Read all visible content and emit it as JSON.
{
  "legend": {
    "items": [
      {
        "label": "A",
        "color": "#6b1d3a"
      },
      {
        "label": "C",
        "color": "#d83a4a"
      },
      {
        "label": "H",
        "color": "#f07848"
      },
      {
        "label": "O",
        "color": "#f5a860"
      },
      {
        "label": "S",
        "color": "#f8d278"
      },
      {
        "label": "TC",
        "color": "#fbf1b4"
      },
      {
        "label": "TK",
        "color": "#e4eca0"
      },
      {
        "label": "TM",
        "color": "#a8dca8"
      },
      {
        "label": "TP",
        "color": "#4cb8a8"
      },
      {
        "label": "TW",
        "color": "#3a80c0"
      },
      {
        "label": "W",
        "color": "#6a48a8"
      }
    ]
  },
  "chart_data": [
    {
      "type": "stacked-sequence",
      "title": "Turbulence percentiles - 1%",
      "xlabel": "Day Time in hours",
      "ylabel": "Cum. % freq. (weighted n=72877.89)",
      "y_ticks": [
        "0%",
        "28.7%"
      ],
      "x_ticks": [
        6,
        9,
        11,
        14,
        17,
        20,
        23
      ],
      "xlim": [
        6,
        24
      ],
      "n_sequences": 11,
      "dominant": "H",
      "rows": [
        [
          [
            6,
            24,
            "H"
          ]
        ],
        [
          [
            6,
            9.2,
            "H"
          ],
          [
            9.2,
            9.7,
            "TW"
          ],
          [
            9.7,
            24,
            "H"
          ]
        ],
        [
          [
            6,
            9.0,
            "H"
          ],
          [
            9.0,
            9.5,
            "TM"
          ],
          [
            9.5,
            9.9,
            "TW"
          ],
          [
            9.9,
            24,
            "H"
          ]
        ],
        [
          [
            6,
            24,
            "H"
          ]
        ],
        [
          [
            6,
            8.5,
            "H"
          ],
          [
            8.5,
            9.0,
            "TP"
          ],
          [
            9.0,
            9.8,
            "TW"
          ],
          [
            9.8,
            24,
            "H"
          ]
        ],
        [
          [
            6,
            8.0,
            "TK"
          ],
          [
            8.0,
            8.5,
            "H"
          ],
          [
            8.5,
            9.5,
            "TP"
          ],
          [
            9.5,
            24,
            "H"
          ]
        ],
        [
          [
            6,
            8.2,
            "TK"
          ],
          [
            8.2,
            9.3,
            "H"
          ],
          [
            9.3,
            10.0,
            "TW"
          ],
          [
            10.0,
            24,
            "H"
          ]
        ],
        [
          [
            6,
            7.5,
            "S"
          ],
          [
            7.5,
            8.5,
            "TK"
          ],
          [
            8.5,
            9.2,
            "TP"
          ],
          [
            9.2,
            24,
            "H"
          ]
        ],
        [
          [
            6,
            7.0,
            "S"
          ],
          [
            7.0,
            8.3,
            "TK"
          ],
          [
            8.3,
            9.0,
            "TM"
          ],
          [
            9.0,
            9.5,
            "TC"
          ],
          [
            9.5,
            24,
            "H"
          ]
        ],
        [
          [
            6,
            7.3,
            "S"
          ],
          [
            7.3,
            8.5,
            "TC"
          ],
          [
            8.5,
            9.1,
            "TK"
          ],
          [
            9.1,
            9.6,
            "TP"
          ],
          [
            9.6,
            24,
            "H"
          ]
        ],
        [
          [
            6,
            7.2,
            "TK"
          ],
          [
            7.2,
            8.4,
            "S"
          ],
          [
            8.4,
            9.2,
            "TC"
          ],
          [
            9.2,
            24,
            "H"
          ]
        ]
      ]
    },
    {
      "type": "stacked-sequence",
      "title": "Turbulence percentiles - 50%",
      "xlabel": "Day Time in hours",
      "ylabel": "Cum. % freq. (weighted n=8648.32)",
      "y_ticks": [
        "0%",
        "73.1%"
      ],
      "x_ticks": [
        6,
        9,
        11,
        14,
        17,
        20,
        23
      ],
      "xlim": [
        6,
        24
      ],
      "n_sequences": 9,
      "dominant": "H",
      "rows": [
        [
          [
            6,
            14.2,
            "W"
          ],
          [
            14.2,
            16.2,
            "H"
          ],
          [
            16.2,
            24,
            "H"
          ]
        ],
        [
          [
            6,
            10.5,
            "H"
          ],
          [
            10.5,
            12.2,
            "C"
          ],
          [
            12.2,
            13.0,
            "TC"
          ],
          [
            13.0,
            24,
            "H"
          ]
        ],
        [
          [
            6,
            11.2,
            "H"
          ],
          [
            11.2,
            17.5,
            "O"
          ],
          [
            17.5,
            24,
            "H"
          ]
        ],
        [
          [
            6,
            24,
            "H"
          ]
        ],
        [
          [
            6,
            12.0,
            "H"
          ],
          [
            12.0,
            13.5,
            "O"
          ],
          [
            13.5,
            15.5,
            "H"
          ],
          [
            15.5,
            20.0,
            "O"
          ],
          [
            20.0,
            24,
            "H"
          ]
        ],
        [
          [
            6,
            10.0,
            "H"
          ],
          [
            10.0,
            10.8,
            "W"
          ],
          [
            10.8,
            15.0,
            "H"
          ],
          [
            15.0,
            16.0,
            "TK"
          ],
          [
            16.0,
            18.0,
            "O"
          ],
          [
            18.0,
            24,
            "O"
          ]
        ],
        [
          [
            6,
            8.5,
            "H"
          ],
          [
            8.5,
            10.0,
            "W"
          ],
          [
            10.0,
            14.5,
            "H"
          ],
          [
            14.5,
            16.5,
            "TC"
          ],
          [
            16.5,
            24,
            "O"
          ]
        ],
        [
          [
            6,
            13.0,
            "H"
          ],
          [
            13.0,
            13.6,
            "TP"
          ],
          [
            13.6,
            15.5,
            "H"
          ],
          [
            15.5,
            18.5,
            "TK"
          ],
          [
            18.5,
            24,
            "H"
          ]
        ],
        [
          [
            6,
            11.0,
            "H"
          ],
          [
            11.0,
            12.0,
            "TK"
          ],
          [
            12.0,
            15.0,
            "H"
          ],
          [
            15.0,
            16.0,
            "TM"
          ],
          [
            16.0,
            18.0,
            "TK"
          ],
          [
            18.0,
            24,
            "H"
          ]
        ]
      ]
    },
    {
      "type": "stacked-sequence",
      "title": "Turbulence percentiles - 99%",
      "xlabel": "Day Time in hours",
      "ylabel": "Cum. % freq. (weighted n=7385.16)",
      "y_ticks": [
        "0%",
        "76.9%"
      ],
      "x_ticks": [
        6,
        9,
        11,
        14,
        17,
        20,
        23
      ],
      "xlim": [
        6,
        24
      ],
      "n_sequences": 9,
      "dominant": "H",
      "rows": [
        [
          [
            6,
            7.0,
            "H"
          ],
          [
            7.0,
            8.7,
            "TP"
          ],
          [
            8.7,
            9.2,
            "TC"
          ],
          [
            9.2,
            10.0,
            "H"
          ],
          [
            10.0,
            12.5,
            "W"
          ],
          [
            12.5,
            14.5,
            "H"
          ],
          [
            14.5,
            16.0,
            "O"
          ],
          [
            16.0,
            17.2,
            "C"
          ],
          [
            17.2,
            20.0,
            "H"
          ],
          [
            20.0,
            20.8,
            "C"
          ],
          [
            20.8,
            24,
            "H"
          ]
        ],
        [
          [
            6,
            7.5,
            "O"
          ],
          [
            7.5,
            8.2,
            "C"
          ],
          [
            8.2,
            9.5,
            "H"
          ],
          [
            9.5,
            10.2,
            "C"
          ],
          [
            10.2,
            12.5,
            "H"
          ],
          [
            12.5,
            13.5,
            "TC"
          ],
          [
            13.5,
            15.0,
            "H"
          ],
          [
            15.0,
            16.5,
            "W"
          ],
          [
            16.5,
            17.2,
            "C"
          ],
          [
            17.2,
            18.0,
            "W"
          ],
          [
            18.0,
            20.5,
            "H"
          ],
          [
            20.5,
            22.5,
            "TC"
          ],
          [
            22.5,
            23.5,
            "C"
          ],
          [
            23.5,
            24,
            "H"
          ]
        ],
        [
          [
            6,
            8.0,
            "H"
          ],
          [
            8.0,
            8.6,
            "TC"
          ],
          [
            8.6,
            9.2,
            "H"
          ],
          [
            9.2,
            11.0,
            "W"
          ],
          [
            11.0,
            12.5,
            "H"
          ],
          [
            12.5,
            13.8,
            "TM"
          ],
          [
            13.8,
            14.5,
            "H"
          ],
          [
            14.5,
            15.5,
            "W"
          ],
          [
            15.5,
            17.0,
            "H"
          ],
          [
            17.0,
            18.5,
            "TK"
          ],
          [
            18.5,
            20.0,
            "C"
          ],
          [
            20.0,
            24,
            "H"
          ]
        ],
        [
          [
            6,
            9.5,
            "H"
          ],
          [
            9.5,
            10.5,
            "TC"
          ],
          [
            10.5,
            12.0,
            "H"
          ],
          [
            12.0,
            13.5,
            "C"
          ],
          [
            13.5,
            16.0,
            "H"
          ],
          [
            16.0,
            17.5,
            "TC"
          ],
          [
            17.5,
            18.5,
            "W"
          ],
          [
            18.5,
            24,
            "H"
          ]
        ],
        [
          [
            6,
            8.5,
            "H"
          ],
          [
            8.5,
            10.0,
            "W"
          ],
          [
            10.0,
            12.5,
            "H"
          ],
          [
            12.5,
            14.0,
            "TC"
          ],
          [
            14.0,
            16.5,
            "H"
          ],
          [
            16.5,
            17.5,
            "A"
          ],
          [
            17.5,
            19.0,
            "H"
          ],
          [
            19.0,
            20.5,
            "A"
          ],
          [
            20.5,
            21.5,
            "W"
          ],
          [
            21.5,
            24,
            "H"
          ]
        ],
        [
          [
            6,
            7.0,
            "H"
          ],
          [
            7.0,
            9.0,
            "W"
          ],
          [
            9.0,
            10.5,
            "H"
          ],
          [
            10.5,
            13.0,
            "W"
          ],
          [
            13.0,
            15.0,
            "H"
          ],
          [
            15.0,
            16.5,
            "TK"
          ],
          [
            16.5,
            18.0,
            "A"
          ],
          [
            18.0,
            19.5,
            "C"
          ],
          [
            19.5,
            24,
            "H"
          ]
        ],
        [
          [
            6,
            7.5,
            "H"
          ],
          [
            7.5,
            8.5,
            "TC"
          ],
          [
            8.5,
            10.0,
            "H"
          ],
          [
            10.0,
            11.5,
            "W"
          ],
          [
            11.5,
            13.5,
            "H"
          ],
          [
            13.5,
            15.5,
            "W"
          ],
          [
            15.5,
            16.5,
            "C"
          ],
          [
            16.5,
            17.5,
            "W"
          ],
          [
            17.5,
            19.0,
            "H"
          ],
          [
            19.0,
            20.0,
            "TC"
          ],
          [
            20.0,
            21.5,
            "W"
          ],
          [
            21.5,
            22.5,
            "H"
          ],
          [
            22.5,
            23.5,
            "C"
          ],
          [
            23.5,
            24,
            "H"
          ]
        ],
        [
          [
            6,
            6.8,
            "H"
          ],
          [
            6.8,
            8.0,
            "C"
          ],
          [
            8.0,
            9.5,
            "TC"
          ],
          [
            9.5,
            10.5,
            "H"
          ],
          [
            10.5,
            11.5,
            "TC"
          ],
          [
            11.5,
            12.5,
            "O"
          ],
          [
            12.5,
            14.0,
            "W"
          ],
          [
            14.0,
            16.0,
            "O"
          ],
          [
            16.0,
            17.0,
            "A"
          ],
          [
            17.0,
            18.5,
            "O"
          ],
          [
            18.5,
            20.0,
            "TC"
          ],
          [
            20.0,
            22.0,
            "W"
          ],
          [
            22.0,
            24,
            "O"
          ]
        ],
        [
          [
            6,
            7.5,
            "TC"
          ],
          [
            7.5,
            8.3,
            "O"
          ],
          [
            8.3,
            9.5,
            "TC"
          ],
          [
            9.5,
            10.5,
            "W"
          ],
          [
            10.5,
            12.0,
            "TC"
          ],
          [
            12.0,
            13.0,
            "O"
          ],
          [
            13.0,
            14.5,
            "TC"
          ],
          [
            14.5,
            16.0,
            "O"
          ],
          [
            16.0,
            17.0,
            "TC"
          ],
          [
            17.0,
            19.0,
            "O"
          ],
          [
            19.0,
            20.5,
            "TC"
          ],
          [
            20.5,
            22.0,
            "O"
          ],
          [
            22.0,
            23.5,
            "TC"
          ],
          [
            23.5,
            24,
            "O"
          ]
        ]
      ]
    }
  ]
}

> _WHAT THE TASK REQUIRES_: List the lines of the records where "ylabel" occurs.

> _EXERCISE RESPONSE_:
      "ylabel": "Cum. % freq. (weighted n=72877.89)",
      "ylabel": "Cum. % freq. (weighted n=8648.32)",
      "ylabel": "Cum. % freq. (weighted n=7385.16)",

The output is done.